Make a verbatim copy of the entries below; pictures stay out.

# START OF Supplied material

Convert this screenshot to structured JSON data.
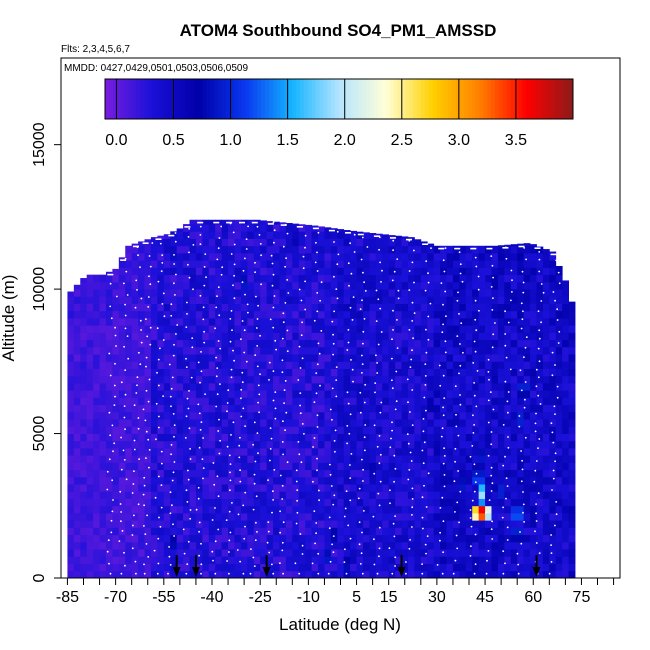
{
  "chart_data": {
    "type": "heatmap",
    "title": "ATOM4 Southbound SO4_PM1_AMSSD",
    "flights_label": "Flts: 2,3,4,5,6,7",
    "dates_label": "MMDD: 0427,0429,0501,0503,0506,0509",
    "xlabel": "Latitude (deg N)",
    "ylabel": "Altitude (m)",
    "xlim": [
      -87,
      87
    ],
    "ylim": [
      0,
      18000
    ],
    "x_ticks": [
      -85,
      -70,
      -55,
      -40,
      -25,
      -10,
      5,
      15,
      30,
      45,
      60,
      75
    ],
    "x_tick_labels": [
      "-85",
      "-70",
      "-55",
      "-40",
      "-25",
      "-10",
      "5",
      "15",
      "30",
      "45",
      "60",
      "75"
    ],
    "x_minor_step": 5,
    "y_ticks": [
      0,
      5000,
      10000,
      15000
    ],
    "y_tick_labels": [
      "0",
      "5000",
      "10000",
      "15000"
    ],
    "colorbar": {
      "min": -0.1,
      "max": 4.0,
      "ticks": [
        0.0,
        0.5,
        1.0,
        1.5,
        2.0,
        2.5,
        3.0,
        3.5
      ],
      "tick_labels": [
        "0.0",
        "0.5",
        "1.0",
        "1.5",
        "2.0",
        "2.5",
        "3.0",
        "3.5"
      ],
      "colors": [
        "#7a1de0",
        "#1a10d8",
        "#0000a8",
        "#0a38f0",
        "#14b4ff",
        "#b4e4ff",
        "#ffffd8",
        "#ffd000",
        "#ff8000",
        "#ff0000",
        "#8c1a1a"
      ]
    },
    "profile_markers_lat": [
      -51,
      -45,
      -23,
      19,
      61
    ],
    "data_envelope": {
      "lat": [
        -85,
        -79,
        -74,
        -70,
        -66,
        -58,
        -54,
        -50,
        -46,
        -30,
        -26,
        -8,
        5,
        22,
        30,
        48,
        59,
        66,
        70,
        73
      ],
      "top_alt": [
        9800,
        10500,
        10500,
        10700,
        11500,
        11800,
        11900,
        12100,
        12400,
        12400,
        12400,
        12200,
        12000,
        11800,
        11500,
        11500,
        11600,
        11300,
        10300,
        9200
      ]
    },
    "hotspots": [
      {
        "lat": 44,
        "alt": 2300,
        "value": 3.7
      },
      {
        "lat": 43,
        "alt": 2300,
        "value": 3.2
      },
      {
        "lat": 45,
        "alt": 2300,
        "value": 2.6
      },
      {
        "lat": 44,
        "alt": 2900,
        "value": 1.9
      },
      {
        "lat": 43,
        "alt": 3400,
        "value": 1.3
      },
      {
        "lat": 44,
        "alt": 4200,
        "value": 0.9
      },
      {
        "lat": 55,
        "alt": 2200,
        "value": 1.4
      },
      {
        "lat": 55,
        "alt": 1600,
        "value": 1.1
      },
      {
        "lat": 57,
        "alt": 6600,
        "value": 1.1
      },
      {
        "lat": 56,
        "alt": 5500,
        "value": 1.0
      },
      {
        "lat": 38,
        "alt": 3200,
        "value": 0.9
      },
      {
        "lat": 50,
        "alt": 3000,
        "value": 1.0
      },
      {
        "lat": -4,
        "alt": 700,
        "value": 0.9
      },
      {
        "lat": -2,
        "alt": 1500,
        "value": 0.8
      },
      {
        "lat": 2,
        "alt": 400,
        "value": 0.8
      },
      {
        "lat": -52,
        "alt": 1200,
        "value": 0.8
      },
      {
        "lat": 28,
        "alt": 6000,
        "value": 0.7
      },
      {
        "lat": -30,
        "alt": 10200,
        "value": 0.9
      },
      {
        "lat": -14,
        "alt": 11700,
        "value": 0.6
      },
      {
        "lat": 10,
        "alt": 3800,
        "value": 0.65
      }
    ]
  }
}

# END OF Supplied material

--- Output for this task ---
Convert this screenshot to structured JSON data.
{
  "chart_data": {
    "type": "heatmap",
    "title": "ATOM4 Southbound SO4_PM1_AMSSD",
    "flights_label": "Flts: 2,3,4,5,6,7",
    "dates_label": "MMDD: 0427,0429,0501,0503,0506,0509",
    "xlabel": "Latitude (deg N)",
    "ylabel": "Altitude (m)",
    "xlim": [
      -87,
      87
    ],
    "ylim": [
      0,
      18000
    ],
    "x_ticks": [
      -85,
      -70,
      -55,
      -40,
      -25,
      -10,
      5,
      15,
      30,
      45,
      60,
      75
    ],
    "x_tick_labels": [
      "-85",
      "-70",
      "-55",
      "-40",
      "-25",
      "-10",
      "5",
      "15",
      "30",
      "45",
      "60",
      "75"
    ],
    "x_minor_step": 5,
    "y_ticks": [
      0,
      5000,
      10000,
      15000
    ],
    "y_tick_labels": [
      "0",
      "5000",
      "10000",
      "15000"
    ],
    "colorbar": {
      "min": -0.1,
      "max": 4.0,
      "ticks": [
        0.0,
        0.5,
        1.0,
        1.5,
        2.0,
        2.5,
        3.0,
        3.5
      ],
      "tick_labels": [
        "0.0",
        "0.5",
        "1.0",
        "1.5",
        "2.0",
        "2.5",
        "3.0",
        "3.5"
      ],
      "colors": [
        "#7a1de0",
        "#1a10d8",
        "#0000a8",
        "#0a38f0",
        "#14b4ff",
        "#b4e4ff",
        "#ffffd8",
        "#ffd000",
        "#ff8000",
        "#ff0000",
        "#8c1a1a"
      ]
    },
    "profile_markers_lat": [
      -51,
      -45,
      -23,
      19,
      61
    ],
    "data_envelope": {
      "lat": [
        -85,
        -79,
        -74,
        -70,
        -66,
        -58,
        -54,
        -50,
        -46,
        -30,
        -26,
        -8,
        5,
        22,
        30,
        48,
        59,
        66,
        70,
        73
      ],
      "top_alt": [
        9800,
        10500,
        10500,
        10700,
        11500,
        11800,
        11900,
        12100,
        12400,
        12400,
        12400,
        12200,
        12000,
        11800,
        11500,
        11500,
        11600,
        11300,
        10300,
        9200
      ]
    },
    "hotspots": [
      {
        "lat": 44,
        "alt": 2300,
        "value": 3.7
      },
      {
        "lat": 43,
        "alt": 2300,
        "value": 3.2
      },
      {
        "lat": 45,
        "alt": 2300,
        "value": 2.6
      },
      {
        "lat": 44,
        "alt": 2900,
        "value": 1.9
      },
      {
        "lat": 43,
        "alt": 3400,
        "value": 1.3
      },
      {
        "lat": 44,
        "alt": 4200,
        "value": 0.9
      },
      {
        "lat": 55,
        "alt": 2200,
        "value": 1.4
      },
      {
        "lat": 55,
        "alt": 1600,
        "value": 1.1
      },
      {
        "lat": 57,
        "alt": 6600,
        "value": 1.1
      },
      {
        "lat": 56,
        "alt": 5500,
        "value": 1.0
      },
      {
        "lat": 38,
        "alt": 3200,
        "value": 0.9
      },
      {
        "lat": 50,
        "alt": 3000,
        "value": 1.0
      },
      {
        "lat": -4,
        "alt": 700,
        "value": 0.9
      },
      {
        "lat": -2,
        "alt": 1500,
        "value": 0.8
      },
      {
        "lat": 2,
        "alt": 400,
        "value": 0.8
      },
      {
        "lat": -52,
        "alt": 1200,
        "value": 0.8
      },
      {
        "lat": 28,
        "alt": 6000,
        "value": 0.7
      },
      {
        "lat": -30,
        "alt": 10200,
        "value": 0.9
      },
      {
        "lat": -14,
        "alt": 11700,
        "value": 0.6
      },
      {
        "lat": 10,
        "alt": 3800,
        "value": 0.65
      }
    ]
  }
}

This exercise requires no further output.